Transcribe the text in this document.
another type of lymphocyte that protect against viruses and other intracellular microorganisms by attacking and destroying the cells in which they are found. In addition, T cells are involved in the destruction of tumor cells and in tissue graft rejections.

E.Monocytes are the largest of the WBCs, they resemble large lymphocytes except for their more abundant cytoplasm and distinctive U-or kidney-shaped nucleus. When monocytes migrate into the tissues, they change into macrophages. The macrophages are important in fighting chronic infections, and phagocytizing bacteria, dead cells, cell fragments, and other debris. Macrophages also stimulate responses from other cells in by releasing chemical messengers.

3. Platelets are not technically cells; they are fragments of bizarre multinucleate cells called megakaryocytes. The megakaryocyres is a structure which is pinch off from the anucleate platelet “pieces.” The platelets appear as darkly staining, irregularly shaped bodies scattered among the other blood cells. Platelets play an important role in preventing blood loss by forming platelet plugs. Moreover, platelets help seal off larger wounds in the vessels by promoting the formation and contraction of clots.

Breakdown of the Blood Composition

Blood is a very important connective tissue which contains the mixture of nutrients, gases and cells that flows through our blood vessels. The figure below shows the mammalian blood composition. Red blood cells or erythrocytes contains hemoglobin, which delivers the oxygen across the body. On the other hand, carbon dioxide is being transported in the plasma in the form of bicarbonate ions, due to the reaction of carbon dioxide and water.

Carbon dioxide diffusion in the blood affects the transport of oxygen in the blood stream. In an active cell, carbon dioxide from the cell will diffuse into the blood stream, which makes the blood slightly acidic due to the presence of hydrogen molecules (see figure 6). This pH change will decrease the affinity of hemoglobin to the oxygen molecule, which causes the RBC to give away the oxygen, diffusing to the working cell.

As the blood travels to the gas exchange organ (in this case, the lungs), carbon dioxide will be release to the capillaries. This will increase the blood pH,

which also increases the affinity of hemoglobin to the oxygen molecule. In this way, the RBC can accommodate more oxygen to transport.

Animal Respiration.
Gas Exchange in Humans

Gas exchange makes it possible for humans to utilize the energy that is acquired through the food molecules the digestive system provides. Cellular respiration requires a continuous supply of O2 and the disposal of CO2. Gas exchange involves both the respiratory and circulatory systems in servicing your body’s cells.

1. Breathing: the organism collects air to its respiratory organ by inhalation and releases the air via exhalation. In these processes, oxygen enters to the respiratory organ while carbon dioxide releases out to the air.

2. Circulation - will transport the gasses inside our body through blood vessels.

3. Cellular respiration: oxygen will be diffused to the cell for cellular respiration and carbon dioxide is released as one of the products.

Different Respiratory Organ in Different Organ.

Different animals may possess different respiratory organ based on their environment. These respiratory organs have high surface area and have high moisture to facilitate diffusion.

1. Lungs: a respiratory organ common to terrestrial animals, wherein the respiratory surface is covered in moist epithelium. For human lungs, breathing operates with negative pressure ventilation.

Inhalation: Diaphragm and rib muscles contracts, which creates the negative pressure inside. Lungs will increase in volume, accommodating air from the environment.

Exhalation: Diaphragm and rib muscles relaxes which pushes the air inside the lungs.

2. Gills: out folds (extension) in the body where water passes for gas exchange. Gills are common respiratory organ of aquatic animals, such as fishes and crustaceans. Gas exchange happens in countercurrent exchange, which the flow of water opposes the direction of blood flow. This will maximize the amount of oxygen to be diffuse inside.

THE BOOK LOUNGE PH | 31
+ + + +
# WORK TO BE COMPLETED
Each entry must appear again in the answer exactly as written.

# RESPONSE
Transcribe the text in this document.
another type of lymphocyte that protect against viruses and other intracellular microorganisms by attacking and destroying the cells in which they are found. In addition, T cells are involved in the destruction of tumor cells and in tissue graft rejections.

E.Monocytes are the largest of the WBCs, they resemble large lymphocytes except for their more abundant cytoplasm and distinctive U-or kidney-shaped nucleus. When monocytes migrate into the tissues, they change into macrophages. The macrophages are important in fighting chronic infections, and phagocytizing bacteria, dead cells, cell fragments, and other debris. Macrophages also stimulate responses from other cells in by releasing chemical messengers.

3. Platelets are not technically cells; they are fragments of bizarre multinucleate cells called megakaryocytes. The megakaryocyres is a structure which is pinch off from the anucleate platelet “pieces.” The platelets appear as darkly staining, irregularly shaped bodies scattered among the other blood cells. Platelets play an important role in preventing blood loss by forming platelet plugs. Moreover, platelets help seal off larger wounds in the vessels by promoting the formation and contraction of clots.

Breakdown of the Blood Composition

Blood is a very important connective tissue which contains the mixture of nutrients, gases and cells that flows through our blood vessels. The figure below shows the mammalian blood composition. Red blood cells or erythrocytes contains hemoglobin, which delivers the oxygen across the body. On the other hand, carbon dioxide is being transported in the plasma in the form of bicarbonate ions, due to the reaction of carbon dioxide and water.

Carbon dioxide diffusion in the blood affects the transport of oxygen in the blood stream. In an active cell, carbon dioxide from the cell will diffuse into the blood stream, which makes the blood slightly acidic due to the presence of hydrogen molecules (see figure 6). This pH change will decrease the affinity of hemoglobin to the oxygen molecule, which causes the RBC to give away the oxygen, diffusing to the working cell.

As the blood travels to the gas exchange organ (in this case, the lungs), carbon dioxide will be release to the capillaries. This will increase the blood pH,

which also increases the affinity of hemoglobin to the oxygen molecule. In this way, the RBC can accommodate more oxygen to transport.

Animal Respiration.
Gas Exchange in Humans

Gas exchange makes it possible for humans to utilize the energy that is acquired through the food molecules the digestive system provides. Cellular respiration requires a continuous supply of O2 and the disposal of CO2. Gas exchange involves both the respiratory and circulatory systems in servicing your body’s cells.

1. Breathing: the organism collects air to its respiratory organ by inhalation and releases the air via exhalation. In these processes, oxygen enters to the respiratory organ while carbon dioxide releases out to the air.

2. Circulation - will transport the gasses inside our body through blood vessels.

3. Cellular respiration: oxygen will be diffused to the cell for cellular respiration and carbon dioxide is released as one of the products.

Different Respiratory Organ in Different Organ.

Different animals may possess different respiratory organ based on their environment. These respiratory organs have high surface area and have high moisture to facilitate diffusion.

1. Lungs: a respiratory organ common to terrestrial animals, wherein the respiratory surface is covered in moist epithelium. For human lungs, breathing operates with negative pressure ventilation.

Inhalation: Diaphragm and rib muscles contracts, which creates the negative pressure inside. Lungs will increase in volume, accommodating air from the environment.

Exhalation: Diaphragm and rib muscles relaxes which pushes the air inside the lungs.

2. Gills: out folds (extension) in the body where water passes for gas exchange. Gills are common respiratory organ of aquatic animals, such as fishes and crustaceans. Gas exchange happens in countercurrent exchange, which the flow of water opposes the direction of blood flow. This will maximize the amount of oxygen to be diffuse inside.

THE BOOK LOUNGE PH | 31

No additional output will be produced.